SET TASK:
Restate the records below word for word.

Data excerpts
━━━━━━━━━━━━━━━━━━━━━━━━━━━━━━

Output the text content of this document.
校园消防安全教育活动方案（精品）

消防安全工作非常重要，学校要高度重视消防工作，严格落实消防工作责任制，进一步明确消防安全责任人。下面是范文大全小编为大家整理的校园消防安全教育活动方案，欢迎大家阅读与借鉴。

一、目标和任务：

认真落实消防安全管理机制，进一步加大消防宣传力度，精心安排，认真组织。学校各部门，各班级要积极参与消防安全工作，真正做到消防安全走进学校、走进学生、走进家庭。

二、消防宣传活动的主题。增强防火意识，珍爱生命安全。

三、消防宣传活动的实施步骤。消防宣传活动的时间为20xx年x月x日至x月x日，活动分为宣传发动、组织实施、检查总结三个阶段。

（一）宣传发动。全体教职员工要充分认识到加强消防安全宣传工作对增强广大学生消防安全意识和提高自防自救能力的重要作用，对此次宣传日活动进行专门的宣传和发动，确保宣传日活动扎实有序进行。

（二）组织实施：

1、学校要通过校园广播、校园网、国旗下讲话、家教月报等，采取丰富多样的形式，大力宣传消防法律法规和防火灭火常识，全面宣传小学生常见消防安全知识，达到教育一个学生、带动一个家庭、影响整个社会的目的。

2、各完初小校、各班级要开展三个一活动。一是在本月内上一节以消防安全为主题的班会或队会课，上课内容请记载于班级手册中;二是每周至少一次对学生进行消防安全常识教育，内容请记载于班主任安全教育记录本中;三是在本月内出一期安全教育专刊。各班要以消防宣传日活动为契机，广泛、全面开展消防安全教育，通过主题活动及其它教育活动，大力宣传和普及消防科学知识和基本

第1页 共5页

━━━━━━━━━━━━━━━━━━━━━━━━━━━━━━

OUTPUT:
Output the text content of this document.
校园消防安全教育活动方案（精品）

消防安全工作非常重要，学校要高度重视消防工作，严格落实消防工作责任制，进一步明确消防安全责任人。下面是范文大全小编为大家整理的校园消防安全教育活动方案，欢迎大家阅读与借鉴。

一、目标和任务：

认真落实消防安全管理机制，进一步加大消防宣传力度，精心安排，认真组织。学校各部门，各班级要积极参与消防安全工作，真正做到消防安全走进学校、走进学生、走进家庭。

二、消防宣传活动的主题。增强防火意识，珍爱生命安全。

三、消防宣传活动的实施步骤。消防宣传活动的时间为20xx年x月x日至x月x日，活动分为宣传发动、组织实施、检查总结三个阶段。

（一）宣传发动。全体教职员工要充分认识到加强消防安全宣传工作对增强广大学生消防安全意识和提高自防自救能力的重要作用，对此次宣传日活动进行专门的宣传和发动，确保宣传日活动扎实有序进行。

（二）组织实施：

1、学校要通过校园广播、校园网、国旗下讲话、家教月报等，采取丰富多样的形式，大力宣传消防法律法规和防火灭火常识，全面宣传小学生常见消防安全知识，达到教育一个学生、带动一个家庭、影响整个社会的目的。

2、各完初小校、各班级要开展三个一活动。一是在本月内上一节以消防安全为主题的班会或队会课，上课内容请记载于班级手册中;二是每周至少一次对学生进行消防安全常识教育，内容请记载于班主任安全教育记录本中;三是在本月内出一期安全教育专刊。各班要以消防宣传日活动为契机，广泛、全面开展消防安全教育，通过主题活动及其它教育活动，大力宣传和普及消防科学知识和基本

第1页 共5页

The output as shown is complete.